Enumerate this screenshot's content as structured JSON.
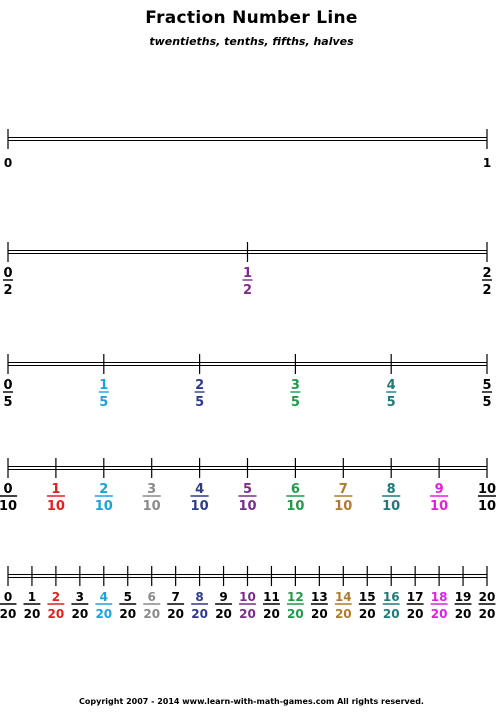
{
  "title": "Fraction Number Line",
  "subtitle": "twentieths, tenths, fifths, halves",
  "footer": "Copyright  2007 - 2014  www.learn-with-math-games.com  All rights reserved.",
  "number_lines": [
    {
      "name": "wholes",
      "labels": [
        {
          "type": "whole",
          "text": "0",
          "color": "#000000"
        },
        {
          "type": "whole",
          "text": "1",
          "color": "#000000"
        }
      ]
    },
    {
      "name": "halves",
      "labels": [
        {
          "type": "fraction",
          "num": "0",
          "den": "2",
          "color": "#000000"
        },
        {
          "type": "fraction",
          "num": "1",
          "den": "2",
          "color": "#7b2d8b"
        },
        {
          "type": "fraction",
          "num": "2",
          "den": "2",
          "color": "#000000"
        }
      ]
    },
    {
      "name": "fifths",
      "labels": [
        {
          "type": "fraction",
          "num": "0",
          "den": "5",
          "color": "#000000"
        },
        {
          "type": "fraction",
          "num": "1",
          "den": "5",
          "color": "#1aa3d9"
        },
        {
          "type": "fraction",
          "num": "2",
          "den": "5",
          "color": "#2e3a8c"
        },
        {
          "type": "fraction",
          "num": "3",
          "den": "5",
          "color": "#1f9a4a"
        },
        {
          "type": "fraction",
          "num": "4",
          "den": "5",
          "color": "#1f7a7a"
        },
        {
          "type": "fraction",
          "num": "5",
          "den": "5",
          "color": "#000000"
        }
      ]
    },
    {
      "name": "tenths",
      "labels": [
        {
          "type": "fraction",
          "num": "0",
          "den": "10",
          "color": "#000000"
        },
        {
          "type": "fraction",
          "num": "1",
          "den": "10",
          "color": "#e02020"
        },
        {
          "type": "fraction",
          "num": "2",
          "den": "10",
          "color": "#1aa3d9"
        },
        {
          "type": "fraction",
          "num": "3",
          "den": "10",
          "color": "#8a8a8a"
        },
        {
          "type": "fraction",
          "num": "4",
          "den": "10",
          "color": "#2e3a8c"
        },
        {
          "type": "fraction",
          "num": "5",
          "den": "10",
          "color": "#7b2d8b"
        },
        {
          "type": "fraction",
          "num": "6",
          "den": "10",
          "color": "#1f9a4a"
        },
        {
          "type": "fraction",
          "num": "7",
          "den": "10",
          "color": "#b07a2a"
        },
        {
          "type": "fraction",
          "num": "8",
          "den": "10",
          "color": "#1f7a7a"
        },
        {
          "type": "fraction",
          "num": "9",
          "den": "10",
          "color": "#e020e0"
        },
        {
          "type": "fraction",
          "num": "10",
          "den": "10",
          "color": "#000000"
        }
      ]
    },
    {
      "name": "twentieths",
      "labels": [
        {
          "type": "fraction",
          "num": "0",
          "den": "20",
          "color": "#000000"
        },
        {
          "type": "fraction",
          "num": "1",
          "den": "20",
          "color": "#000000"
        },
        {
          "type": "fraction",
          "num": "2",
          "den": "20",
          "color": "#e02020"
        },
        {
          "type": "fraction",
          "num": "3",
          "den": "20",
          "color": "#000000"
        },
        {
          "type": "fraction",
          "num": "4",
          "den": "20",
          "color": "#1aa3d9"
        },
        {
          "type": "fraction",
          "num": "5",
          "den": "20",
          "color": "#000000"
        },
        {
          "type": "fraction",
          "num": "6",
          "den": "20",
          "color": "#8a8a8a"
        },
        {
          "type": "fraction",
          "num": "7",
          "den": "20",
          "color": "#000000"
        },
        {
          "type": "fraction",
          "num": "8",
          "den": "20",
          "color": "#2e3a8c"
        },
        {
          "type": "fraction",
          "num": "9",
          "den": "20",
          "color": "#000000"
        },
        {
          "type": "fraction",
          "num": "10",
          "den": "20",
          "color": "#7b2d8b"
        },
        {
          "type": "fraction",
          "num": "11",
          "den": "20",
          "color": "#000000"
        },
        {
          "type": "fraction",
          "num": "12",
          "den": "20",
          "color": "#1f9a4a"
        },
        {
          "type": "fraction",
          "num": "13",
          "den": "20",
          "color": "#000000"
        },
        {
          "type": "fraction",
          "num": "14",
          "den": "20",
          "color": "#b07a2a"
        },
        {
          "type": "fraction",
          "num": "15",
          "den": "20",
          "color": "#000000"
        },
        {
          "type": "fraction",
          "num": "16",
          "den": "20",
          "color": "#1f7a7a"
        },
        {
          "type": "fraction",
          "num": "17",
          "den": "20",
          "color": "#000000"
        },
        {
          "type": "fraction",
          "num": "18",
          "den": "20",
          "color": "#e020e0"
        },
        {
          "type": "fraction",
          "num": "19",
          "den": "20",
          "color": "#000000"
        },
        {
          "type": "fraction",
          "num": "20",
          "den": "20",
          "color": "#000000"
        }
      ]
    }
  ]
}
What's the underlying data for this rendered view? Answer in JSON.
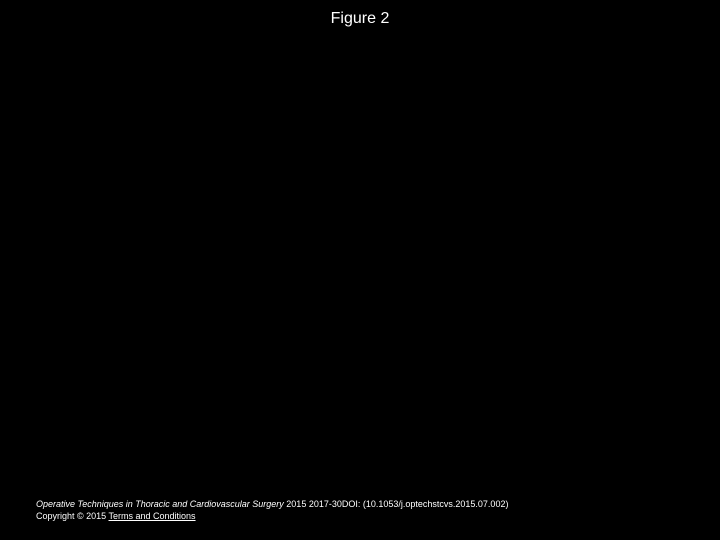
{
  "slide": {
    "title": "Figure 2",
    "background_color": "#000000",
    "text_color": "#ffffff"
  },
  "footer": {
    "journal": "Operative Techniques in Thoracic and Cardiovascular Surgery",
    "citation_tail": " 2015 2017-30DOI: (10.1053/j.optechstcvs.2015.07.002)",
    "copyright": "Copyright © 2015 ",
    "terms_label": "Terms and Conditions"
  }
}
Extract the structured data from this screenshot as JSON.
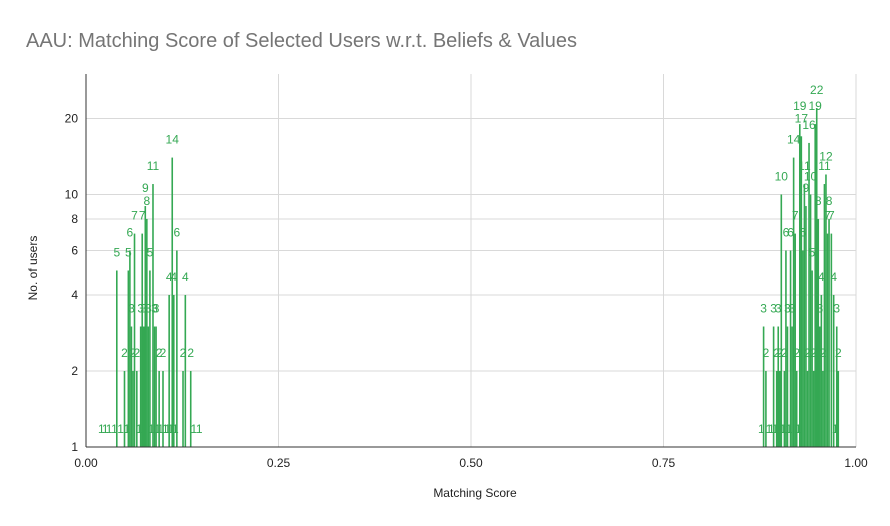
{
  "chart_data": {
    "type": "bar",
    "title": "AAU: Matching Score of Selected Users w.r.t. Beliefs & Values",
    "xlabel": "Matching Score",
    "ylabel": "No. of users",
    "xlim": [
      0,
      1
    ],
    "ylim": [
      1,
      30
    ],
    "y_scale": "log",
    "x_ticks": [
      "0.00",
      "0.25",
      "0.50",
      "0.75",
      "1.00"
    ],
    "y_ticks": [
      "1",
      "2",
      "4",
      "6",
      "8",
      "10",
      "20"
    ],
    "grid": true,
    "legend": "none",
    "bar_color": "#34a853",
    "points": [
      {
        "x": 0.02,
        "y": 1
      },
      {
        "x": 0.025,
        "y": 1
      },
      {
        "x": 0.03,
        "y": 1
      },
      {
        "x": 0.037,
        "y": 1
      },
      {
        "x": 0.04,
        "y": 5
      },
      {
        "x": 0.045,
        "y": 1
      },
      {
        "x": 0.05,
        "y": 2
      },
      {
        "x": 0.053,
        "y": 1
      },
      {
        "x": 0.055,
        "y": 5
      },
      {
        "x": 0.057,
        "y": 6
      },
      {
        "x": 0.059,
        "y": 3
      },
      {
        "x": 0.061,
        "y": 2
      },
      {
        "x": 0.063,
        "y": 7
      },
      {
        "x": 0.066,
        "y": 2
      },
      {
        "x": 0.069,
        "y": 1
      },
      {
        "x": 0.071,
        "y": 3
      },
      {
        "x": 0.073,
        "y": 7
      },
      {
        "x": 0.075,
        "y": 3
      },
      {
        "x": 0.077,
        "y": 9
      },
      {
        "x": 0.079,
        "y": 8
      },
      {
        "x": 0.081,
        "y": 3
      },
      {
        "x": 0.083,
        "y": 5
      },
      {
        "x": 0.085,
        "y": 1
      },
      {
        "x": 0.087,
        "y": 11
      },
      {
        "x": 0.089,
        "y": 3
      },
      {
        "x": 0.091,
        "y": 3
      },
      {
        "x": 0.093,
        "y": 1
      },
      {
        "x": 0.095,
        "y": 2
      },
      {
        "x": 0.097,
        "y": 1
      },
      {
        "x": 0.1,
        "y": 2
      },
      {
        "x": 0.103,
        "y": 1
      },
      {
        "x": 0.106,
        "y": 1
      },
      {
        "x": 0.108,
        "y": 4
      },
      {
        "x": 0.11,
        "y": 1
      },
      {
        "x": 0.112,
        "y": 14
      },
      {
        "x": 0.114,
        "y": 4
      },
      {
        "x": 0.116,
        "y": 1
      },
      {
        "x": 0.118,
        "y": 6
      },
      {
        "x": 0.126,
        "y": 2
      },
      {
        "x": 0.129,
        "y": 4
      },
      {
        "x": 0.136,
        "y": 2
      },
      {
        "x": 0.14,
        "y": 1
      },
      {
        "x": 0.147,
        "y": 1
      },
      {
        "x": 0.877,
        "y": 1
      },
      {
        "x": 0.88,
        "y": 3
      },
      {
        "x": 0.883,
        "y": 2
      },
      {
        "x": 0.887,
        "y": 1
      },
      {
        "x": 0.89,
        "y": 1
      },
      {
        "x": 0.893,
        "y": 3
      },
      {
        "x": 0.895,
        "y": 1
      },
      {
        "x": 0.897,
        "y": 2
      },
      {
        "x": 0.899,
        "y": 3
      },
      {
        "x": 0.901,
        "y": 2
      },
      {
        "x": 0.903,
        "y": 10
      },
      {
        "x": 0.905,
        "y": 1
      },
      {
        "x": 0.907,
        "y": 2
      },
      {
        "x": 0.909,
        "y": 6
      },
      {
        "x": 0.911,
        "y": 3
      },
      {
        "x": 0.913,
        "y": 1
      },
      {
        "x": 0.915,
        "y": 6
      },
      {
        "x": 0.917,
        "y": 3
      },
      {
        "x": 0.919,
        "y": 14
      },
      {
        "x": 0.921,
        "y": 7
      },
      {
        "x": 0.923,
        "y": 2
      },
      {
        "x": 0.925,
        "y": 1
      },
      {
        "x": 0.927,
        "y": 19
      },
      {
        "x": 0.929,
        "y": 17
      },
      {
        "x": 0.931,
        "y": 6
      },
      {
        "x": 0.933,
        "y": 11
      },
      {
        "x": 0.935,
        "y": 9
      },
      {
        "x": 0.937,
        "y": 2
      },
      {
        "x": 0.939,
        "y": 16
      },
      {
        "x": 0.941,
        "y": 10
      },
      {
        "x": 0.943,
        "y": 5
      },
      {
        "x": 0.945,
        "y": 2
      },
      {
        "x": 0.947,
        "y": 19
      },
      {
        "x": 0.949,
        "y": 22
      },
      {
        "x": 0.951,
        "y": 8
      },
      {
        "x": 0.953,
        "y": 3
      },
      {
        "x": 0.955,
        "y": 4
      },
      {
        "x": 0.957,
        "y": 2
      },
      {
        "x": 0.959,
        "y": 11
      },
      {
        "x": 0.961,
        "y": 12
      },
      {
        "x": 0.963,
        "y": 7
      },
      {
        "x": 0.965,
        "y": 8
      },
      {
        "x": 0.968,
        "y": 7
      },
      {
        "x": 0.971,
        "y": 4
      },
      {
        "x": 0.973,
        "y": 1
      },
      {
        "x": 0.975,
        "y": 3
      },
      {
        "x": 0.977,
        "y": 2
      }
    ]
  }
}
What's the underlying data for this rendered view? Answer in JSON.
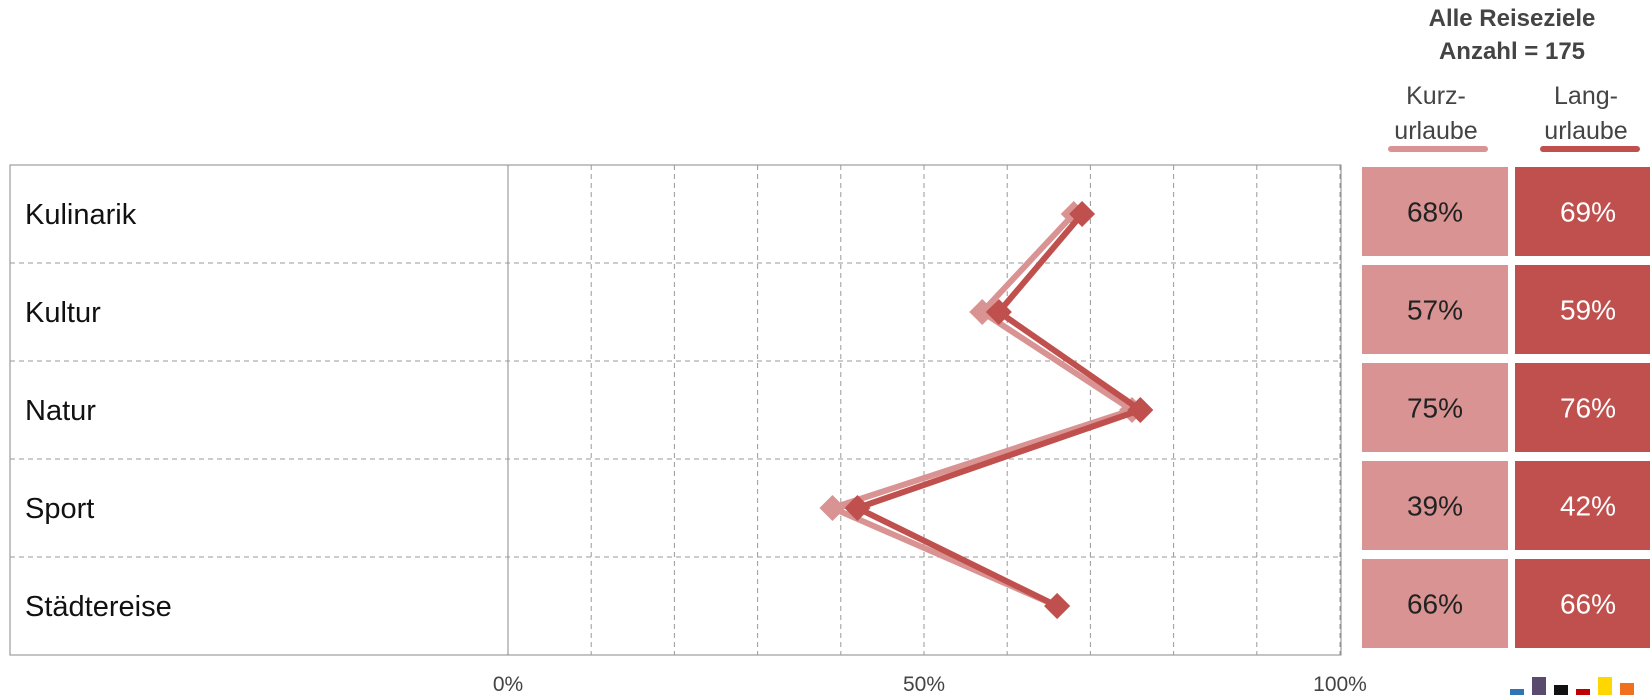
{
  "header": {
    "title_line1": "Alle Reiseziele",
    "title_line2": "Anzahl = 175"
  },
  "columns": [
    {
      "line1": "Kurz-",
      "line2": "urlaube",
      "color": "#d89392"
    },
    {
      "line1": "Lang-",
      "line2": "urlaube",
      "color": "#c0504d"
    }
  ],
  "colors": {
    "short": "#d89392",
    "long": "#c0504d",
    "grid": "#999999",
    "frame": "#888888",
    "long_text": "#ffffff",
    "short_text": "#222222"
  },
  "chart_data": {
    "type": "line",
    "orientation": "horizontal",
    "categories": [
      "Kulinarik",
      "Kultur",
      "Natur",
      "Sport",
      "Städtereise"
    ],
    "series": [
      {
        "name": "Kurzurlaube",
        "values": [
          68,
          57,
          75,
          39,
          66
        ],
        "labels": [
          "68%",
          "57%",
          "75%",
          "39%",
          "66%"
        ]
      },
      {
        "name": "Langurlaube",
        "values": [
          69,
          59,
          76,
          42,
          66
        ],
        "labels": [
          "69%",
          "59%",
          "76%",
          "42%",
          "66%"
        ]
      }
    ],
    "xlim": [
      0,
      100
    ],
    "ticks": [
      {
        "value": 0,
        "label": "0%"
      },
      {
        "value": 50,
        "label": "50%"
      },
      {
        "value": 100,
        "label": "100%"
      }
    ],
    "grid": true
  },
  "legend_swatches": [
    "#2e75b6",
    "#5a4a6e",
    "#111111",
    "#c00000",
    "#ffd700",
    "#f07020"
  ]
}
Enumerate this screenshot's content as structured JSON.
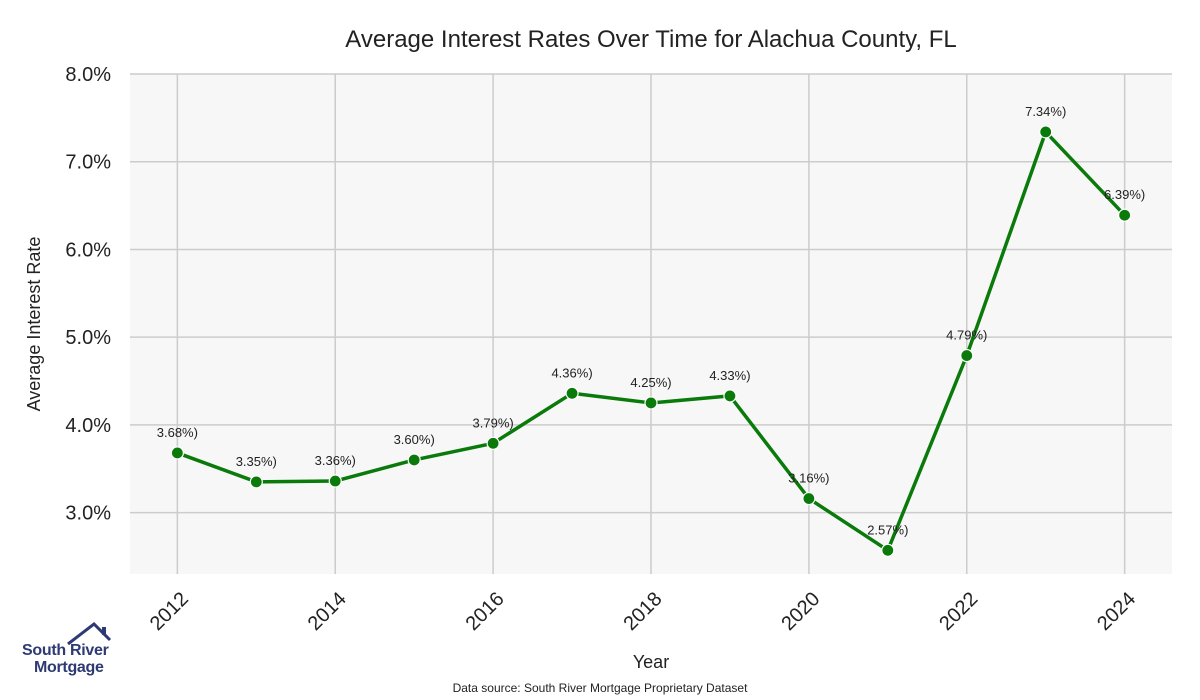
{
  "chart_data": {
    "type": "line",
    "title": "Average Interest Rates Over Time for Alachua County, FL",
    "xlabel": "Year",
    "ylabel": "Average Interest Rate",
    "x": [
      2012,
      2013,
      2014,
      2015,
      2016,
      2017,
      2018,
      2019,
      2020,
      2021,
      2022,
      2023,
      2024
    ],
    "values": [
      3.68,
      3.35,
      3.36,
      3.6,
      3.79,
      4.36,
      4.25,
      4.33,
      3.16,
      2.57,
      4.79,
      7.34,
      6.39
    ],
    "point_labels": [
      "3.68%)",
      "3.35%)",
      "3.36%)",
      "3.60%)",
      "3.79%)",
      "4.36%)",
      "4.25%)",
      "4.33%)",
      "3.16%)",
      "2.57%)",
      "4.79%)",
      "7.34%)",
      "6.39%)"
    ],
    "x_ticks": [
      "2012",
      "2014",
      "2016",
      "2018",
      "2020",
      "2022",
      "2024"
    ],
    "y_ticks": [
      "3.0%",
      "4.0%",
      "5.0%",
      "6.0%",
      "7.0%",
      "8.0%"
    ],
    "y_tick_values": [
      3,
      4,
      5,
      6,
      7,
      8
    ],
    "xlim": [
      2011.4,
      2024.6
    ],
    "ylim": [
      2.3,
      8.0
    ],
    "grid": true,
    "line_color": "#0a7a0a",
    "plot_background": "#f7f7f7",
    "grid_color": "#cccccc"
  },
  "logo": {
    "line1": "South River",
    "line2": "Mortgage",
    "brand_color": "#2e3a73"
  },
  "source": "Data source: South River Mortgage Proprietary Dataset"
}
-----
◆ **JOB**
Only lines with the word "ylabel" are wanted, so copy each one from the records.

◆ **OUTPUT**
    "ylabel": "No. of users",
    "ylabel": "Average Interest Rate",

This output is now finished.